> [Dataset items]
──────

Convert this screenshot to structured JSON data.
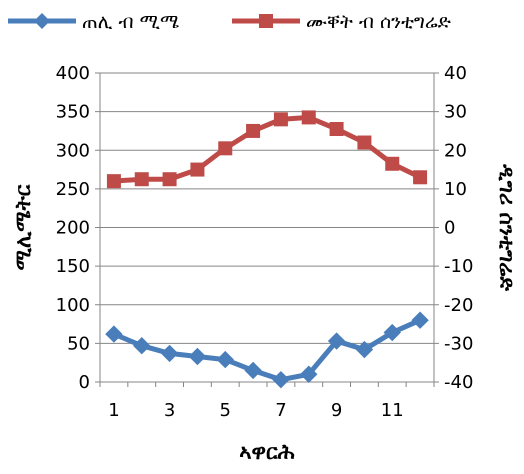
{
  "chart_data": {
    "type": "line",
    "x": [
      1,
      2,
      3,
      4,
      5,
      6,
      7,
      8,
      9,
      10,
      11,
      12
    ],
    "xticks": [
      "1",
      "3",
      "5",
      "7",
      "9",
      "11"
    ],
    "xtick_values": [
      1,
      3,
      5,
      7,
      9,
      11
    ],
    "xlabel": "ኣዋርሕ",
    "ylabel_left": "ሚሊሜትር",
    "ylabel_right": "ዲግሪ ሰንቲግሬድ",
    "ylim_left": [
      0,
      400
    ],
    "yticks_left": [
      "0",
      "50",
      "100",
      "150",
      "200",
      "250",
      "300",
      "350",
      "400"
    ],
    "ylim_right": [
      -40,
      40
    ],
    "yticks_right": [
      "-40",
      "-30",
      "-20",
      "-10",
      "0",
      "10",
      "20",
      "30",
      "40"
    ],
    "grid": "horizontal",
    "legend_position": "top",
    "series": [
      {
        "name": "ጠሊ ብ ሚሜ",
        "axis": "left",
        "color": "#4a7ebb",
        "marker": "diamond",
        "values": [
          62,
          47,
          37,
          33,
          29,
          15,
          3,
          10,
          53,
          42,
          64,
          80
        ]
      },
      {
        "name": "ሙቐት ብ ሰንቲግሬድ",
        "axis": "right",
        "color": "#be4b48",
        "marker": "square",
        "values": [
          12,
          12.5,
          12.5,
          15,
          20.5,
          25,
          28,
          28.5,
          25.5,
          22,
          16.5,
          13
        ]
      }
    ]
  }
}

──────

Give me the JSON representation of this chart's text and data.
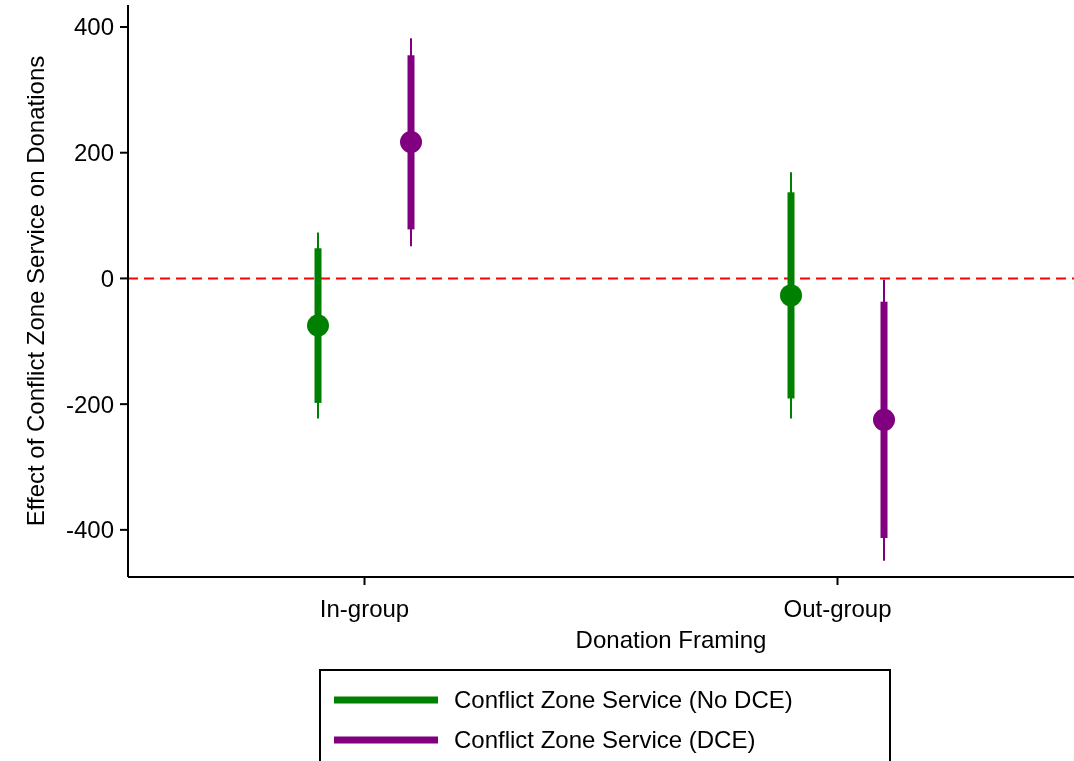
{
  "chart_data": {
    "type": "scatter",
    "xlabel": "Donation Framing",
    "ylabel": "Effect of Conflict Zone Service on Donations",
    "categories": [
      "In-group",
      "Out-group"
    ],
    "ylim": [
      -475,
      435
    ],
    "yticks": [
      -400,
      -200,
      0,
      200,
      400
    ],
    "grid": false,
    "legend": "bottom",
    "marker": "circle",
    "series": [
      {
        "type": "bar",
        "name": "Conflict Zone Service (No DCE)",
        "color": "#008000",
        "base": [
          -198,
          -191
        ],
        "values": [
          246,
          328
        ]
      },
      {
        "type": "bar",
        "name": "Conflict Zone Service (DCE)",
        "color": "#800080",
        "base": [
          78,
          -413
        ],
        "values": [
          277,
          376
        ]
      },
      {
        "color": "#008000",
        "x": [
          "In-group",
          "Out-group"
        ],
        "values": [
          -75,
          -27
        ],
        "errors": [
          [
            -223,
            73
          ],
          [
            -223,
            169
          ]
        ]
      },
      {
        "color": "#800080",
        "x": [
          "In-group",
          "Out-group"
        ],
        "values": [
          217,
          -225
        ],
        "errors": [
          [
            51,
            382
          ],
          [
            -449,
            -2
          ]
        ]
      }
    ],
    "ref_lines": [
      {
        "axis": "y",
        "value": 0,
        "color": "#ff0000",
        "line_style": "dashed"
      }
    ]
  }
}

──────

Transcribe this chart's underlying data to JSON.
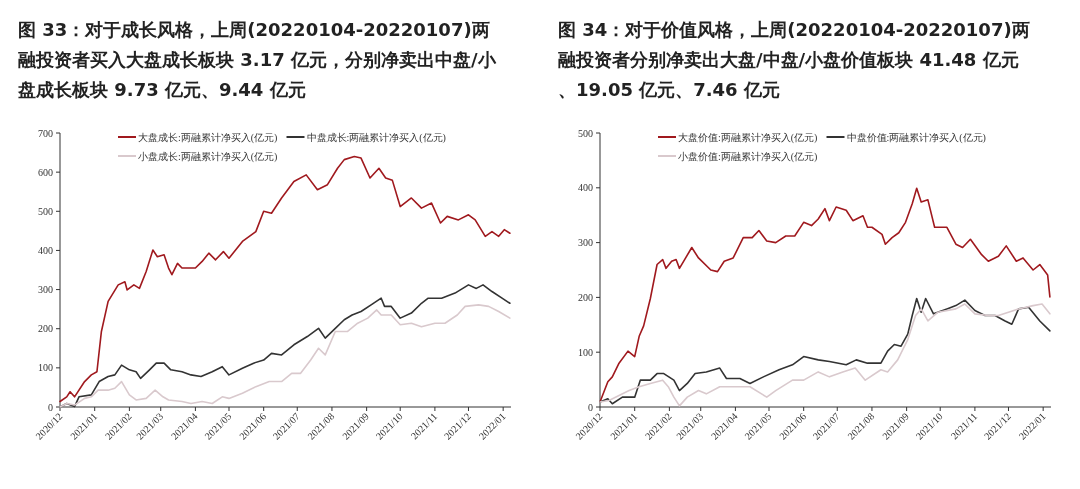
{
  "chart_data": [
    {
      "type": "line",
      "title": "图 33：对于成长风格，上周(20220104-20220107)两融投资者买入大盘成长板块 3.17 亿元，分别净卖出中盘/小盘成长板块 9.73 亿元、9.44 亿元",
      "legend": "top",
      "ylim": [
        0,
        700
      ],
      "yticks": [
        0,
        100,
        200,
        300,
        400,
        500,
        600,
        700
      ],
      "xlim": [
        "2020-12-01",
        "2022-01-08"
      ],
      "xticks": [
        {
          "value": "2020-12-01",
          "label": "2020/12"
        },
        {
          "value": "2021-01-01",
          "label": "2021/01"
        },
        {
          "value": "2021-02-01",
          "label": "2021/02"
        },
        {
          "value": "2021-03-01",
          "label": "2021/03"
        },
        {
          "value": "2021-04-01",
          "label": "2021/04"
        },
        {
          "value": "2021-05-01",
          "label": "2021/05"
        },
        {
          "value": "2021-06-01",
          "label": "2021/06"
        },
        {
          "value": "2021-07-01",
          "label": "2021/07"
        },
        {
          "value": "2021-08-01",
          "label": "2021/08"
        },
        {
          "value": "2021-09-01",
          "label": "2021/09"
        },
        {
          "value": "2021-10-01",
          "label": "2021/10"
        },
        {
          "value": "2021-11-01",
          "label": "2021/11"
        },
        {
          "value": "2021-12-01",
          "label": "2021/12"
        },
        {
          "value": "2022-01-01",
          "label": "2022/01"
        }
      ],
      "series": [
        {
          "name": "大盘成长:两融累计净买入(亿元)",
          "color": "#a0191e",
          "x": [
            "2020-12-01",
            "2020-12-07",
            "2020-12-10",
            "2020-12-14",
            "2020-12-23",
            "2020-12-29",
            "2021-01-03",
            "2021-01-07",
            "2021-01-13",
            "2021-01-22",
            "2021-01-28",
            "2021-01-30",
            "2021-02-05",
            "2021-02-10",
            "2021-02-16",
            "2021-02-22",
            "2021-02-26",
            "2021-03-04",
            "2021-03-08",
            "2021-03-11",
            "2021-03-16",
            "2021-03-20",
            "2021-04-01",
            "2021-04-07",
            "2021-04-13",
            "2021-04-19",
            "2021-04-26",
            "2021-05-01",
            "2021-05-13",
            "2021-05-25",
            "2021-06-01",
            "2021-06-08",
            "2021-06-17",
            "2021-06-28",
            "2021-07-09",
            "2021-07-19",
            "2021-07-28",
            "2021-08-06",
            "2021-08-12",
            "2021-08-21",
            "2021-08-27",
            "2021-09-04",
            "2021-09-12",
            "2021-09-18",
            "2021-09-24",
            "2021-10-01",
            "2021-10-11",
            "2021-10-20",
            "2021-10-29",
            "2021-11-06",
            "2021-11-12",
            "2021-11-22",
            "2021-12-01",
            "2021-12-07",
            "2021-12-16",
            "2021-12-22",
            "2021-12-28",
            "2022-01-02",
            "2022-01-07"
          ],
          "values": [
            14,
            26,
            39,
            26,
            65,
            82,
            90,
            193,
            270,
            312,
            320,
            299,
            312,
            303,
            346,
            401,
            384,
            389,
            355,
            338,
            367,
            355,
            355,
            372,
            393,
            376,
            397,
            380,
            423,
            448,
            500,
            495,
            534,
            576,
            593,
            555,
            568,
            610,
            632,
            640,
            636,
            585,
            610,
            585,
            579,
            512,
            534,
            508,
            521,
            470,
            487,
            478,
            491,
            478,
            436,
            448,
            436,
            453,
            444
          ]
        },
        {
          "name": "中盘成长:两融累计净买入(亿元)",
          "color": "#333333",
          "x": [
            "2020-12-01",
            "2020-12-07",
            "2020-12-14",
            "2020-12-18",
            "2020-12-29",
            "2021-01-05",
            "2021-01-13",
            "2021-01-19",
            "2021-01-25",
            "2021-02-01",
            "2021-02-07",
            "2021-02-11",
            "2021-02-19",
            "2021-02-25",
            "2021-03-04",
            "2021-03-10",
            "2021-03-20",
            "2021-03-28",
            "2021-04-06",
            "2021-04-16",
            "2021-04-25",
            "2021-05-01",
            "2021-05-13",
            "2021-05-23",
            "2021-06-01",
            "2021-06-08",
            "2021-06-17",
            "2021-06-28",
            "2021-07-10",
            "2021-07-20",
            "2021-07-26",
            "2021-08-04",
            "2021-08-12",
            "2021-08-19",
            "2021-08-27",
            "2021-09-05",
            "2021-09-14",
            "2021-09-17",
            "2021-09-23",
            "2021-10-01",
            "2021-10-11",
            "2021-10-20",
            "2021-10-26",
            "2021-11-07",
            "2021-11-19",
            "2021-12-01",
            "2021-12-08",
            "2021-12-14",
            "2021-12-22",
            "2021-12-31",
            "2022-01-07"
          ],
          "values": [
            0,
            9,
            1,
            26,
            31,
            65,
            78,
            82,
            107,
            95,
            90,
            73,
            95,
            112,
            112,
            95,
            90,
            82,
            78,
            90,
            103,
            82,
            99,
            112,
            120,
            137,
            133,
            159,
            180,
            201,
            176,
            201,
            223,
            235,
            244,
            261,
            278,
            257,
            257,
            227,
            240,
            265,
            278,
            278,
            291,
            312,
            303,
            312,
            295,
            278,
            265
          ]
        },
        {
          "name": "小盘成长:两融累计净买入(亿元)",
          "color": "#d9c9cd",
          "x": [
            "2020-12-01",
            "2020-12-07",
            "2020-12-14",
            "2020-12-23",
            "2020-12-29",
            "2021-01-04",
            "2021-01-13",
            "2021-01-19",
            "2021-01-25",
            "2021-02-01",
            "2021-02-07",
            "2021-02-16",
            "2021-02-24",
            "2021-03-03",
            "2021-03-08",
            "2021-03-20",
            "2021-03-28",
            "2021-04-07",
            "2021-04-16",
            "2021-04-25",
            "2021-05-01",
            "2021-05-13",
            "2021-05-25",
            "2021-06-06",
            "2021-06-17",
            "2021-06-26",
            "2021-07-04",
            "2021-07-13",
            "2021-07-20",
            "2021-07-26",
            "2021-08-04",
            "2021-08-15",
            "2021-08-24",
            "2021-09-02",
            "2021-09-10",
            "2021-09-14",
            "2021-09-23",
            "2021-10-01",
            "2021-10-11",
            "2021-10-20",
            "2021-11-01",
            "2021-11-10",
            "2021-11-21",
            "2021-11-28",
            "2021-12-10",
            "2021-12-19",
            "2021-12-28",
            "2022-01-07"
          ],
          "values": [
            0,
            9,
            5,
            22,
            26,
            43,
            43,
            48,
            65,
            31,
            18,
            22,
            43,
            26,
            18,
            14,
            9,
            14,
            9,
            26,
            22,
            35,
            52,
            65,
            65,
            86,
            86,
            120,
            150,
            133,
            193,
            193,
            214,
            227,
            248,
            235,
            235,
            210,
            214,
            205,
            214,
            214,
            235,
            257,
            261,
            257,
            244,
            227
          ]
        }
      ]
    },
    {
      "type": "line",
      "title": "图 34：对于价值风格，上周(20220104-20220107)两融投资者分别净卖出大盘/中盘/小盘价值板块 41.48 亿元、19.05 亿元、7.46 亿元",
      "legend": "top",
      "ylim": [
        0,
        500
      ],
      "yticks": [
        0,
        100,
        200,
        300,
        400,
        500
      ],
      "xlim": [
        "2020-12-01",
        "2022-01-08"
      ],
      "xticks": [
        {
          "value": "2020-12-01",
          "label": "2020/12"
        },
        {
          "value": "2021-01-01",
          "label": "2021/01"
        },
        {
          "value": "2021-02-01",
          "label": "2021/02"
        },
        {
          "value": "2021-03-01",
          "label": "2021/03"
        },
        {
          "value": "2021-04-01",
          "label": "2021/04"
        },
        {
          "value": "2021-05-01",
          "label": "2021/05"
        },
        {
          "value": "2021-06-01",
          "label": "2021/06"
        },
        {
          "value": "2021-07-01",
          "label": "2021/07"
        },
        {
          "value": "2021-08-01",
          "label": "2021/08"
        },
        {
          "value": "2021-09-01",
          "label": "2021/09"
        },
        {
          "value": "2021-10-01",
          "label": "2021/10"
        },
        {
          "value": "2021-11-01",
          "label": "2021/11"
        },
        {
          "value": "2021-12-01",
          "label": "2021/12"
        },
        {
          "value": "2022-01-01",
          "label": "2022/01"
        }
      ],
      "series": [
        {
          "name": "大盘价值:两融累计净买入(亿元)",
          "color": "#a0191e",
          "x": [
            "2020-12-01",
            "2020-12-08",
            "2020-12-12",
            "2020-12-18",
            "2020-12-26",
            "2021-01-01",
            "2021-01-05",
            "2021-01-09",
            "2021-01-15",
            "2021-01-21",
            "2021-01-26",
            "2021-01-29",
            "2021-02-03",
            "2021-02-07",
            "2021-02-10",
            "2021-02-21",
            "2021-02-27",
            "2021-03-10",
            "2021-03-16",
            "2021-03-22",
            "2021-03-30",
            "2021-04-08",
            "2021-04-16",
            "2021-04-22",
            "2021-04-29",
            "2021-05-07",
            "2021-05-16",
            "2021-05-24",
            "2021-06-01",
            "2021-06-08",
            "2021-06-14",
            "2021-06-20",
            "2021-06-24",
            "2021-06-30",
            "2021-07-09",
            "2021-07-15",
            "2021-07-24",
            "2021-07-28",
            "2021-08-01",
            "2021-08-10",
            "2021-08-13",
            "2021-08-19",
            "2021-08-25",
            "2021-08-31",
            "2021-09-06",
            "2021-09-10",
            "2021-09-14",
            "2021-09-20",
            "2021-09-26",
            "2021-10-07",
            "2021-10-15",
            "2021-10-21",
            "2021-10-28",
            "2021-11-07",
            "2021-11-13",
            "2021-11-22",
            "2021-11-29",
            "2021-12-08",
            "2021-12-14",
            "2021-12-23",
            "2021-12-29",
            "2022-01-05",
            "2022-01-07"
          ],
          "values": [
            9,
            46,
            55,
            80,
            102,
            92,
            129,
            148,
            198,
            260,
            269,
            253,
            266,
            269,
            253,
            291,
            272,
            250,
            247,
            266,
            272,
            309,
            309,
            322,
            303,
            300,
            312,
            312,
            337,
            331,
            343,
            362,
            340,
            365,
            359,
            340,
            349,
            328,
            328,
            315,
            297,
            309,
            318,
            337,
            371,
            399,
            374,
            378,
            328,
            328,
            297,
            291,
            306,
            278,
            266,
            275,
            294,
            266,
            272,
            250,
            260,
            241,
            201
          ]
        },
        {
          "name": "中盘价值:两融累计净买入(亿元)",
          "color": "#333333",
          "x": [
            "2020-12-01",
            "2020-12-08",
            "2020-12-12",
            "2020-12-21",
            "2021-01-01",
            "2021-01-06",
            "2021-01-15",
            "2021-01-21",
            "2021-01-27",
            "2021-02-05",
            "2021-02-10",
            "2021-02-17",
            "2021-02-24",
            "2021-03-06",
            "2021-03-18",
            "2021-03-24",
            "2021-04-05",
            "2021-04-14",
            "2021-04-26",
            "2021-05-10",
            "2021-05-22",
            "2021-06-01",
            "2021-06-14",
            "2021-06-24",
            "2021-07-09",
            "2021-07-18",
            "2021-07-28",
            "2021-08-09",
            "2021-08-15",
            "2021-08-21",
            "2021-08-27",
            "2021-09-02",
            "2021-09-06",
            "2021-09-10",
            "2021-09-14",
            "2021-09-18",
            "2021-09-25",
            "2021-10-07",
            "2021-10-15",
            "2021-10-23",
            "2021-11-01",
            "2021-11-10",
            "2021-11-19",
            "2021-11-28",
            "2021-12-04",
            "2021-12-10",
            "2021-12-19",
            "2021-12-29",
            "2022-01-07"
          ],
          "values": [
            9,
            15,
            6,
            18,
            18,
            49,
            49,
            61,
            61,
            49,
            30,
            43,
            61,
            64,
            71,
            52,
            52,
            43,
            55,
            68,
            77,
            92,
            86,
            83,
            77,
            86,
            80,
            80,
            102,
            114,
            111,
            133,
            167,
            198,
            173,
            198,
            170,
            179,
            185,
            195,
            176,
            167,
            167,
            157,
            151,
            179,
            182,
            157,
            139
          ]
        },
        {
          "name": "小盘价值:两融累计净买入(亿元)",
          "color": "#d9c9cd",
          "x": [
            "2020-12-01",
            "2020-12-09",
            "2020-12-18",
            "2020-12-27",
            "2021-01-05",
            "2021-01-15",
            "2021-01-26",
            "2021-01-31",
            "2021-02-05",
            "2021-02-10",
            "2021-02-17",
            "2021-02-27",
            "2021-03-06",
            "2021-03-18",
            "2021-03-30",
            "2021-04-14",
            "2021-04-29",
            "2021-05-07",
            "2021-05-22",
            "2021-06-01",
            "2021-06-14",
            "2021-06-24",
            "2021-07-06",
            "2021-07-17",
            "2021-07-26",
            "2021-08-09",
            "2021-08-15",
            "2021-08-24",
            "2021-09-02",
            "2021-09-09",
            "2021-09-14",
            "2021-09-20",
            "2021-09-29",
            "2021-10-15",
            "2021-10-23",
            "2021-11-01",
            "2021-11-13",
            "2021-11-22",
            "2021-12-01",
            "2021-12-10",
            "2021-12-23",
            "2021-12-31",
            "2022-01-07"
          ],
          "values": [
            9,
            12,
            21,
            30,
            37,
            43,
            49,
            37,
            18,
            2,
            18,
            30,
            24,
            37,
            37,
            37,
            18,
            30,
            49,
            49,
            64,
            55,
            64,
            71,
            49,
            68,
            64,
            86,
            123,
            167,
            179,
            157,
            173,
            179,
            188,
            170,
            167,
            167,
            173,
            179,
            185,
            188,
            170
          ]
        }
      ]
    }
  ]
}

──────

> [STATED TASK] Of the lines above, how many contain the string "ሰንቲግሬድ"? Only the number is required.

> [COMPLETED TASK] 2